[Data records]

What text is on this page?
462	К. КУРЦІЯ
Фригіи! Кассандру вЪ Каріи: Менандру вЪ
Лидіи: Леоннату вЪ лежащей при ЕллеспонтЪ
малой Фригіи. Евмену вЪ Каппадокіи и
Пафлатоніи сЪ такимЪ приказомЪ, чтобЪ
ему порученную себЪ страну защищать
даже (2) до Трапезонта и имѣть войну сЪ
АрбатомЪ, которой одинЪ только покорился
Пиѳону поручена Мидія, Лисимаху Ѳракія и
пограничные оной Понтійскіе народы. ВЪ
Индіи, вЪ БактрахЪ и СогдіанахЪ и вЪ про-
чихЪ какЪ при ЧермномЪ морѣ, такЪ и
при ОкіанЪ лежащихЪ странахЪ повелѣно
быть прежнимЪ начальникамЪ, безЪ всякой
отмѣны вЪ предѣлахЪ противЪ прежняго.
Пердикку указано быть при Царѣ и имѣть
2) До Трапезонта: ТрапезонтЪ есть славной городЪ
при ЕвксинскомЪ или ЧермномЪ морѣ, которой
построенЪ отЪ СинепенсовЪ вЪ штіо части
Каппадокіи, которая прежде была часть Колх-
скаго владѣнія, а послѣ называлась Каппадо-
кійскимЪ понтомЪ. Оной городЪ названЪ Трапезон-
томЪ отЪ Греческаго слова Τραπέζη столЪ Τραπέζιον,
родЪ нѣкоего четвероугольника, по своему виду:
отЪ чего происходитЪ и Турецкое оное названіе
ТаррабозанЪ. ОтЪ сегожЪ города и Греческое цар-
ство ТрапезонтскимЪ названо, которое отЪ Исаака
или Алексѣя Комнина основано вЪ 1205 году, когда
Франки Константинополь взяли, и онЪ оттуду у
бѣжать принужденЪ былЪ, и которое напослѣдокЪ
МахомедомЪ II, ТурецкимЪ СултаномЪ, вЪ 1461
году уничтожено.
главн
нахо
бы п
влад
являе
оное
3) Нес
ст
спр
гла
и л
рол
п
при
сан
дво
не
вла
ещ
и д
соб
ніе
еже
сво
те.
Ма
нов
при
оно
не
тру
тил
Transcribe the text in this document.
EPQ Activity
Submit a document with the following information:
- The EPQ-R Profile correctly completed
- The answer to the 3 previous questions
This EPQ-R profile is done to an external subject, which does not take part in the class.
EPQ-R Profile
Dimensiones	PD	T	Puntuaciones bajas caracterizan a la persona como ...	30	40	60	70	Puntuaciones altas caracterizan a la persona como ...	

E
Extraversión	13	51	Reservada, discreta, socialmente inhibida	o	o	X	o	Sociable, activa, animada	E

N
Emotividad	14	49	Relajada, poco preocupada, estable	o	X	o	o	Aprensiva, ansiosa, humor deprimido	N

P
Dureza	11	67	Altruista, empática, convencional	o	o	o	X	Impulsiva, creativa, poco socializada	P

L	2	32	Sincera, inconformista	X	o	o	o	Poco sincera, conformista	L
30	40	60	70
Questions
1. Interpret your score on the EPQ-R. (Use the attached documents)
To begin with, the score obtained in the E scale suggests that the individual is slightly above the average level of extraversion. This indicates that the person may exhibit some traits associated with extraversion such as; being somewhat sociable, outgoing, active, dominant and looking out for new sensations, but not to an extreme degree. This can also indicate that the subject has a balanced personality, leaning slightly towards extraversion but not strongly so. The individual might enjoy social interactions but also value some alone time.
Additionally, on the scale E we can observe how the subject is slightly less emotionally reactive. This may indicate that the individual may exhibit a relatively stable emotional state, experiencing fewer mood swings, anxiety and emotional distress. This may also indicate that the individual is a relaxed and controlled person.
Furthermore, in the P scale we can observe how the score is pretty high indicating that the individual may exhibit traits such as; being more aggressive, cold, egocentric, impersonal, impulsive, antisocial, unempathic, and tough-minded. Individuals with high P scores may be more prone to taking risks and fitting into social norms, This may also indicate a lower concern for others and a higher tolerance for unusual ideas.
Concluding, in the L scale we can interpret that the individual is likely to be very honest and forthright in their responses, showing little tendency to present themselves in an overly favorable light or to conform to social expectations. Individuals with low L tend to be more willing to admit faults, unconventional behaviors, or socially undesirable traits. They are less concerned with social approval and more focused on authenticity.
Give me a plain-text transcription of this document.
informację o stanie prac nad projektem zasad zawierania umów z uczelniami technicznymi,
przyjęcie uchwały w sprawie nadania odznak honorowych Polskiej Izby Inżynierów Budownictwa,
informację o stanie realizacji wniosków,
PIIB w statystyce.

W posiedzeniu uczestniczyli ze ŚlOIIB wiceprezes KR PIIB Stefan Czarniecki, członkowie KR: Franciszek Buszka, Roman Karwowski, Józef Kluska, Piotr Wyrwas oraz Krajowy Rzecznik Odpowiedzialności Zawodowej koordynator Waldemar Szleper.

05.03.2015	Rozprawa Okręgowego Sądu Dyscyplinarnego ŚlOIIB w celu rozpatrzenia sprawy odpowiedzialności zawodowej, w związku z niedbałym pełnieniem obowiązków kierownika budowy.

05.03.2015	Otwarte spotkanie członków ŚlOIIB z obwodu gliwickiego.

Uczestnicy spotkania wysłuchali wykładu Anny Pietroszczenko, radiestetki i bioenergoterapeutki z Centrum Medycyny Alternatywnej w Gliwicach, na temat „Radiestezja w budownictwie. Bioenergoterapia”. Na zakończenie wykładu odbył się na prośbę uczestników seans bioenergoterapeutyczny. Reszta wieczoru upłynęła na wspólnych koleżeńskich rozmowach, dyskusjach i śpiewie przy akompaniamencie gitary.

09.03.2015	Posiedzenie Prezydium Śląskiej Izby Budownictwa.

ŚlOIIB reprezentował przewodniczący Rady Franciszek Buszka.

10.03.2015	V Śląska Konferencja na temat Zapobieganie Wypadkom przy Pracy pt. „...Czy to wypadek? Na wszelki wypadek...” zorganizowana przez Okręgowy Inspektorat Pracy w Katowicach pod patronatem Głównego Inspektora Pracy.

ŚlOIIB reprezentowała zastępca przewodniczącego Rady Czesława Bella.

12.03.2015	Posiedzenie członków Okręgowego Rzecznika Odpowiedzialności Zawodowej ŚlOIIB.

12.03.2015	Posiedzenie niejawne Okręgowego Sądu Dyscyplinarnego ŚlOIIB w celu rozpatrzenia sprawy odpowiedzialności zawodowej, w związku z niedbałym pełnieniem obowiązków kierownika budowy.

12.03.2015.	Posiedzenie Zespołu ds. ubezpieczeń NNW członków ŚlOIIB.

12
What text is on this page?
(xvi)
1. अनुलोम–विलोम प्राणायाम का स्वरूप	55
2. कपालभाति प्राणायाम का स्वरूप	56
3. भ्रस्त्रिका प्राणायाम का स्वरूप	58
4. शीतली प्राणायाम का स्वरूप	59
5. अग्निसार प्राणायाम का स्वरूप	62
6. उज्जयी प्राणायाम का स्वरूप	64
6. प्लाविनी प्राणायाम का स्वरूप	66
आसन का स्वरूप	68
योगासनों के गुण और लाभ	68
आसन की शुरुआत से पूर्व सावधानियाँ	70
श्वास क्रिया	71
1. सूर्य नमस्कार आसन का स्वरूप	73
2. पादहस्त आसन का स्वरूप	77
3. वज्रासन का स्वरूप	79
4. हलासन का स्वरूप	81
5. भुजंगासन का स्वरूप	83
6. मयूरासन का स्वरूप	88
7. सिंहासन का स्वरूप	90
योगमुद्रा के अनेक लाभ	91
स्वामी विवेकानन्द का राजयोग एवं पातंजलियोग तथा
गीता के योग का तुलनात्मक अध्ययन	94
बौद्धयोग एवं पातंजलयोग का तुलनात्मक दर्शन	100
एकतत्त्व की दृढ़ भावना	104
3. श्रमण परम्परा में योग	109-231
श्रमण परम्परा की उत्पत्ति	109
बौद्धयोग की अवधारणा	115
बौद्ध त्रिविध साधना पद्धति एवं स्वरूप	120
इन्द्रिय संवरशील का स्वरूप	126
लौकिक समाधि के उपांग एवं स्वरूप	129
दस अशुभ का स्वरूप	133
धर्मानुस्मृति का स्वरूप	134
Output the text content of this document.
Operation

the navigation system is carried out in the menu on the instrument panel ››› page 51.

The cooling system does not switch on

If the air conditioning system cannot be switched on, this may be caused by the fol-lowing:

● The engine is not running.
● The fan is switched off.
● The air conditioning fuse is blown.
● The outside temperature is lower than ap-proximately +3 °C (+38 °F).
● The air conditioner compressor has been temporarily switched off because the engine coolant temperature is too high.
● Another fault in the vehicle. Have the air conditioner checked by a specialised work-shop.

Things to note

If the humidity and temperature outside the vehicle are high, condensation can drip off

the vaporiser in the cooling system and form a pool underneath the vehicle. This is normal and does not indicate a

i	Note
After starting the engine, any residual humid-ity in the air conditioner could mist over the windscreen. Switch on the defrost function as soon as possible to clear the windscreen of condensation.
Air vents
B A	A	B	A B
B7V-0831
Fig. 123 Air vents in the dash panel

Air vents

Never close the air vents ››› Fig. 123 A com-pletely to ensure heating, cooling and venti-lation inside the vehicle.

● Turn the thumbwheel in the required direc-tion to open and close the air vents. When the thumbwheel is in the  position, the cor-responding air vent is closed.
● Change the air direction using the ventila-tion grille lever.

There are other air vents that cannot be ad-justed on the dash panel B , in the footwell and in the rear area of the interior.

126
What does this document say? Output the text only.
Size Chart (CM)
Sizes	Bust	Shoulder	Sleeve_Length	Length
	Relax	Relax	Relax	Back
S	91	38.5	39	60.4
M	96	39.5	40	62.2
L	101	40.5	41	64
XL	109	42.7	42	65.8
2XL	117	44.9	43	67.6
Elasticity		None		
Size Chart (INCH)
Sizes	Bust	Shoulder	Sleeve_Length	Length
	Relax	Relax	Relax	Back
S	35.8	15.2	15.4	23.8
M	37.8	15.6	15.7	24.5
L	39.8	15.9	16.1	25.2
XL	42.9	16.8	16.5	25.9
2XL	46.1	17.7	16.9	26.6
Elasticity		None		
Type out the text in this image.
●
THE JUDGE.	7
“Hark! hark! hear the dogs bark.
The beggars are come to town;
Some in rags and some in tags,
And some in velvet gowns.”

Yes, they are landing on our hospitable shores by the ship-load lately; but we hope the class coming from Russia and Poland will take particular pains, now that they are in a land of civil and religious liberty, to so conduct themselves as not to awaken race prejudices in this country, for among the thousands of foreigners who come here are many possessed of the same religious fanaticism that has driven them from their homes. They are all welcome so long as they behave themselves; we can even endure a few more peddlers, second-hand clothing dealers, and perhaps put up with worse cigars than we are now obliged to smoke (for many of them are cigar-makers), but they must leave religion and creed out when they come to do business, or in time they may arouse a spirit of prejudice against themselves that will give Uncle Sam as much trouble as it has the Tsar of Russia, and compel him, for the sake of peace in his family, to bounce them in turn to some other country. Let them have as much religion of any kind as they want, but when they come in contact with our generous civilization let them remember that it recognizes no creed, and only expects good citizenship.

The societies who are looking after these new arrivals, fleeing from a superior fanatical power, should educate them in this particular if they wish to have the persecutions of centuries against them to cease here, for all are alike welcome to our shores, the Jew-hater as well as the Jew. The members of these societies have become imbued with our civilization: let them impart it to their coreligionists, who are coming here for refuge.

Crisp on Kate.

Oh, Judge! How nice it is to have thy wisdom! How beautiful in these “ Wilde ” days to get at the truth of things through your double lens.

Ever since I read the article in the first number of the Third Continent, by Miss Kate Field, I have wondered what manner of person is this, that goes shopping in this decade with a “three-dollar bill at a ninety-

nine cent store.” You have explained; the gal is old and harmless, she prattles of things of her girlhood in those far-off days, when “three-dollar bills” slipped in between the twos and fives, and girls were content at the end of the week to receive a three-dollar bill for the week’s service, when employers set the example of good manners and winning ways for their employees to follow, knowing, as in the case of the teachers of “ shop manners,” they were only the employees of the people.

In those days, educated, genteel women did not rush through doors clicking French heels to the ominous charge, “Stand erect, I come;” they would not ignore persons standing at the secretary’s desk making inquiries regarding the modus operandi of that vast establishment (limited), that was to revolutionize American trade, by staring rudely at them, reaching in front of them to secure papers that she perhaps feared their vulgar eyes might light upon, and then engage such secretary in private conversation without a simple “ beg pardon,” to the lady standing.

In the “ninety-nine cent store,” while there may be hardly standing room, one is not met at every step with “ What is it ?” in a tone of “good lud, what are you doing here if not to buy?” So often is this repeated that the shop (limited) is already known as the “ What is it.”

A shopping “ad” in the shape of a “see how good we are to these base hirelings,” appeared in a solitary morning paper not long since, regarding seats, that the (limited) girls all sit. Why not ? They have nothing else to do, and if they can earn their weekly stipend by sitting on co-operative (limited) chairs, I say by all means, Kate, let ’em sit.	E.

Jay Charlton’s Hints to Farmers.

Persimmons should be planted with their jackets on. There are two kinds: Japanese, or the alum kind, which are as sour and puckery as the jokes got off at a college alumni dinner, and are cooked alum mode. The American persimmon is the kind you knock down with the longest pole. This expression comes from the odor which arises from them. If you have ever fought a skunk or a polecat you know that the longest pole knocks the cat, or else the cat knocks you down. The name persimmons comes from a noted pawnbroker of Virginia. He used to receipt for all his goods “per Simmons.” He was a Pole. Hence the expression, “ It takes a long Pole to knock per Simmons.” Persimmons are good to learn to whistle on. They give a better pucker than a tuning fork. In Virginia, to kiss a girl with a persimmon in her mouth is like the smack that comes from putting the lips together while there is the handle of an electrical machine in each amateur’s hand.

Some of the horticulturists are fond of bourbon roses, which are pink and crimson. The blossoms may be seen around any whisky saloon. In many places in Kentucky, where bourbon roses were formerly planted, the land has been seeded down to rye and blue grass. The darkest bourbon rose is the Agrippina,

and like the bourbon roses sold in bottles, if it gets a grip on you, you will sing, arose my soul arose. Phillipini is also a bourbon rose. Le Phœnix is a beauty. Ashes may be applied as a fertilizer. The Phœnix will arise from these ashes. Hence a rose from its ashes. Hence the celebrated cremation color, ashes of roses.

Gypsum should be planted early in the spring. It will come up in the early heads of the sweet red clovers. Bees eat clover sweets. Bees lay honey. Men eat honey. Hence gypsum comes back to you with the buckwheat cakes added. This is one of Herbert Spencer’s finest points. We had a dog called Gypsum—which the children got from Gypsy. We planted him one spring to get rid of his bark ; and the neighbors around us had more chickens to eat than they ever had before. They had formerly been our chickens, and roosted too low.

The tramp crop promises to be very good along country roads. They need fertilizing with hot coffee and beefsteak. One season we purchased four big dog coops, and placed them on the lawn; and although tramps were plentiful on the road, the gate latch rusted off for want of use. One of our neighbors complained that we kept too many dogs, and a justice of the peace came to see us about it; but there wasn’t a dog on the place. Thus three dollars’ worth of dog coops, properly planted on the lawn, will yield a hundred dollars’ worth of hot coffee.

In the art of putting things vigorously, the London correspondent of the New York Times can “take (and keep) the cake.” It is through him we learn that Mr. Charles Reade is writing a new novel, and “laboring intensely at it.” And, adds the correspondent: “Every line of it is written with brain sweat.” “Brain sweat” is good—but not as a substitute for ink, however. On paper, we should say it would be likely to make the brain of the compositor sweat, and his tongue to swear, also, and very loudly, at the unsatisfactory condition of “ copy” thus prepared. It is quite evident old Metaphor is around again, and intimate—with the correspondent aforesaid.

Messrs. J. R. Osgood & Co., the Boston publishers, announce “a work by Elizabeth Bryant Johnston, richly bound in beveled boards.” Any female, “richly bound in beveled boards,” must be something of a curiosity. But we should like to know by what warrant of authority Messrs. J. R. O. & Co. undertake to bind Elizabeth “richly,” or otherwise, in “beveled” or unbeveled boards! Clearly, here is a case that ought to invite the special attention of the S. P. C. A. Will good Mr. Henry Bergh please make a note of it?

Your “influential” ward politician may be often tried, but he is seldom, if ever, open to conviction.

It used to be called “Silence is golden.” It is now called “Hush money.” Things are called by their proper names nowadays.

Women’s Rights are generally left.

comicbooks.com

(TASK OBJECTIVE) Return from the data every line that holds "condensation".

(RESPONSE FOR THIS EXERCISE)
If the humidity and temperature outside the vehicle are high, condensation can drip off
After starting the engine, any residual humid-ity in the air conditioner could mist over the windscreen. Switch on the defrost function as soon as possible to clear the windscreen of condensation.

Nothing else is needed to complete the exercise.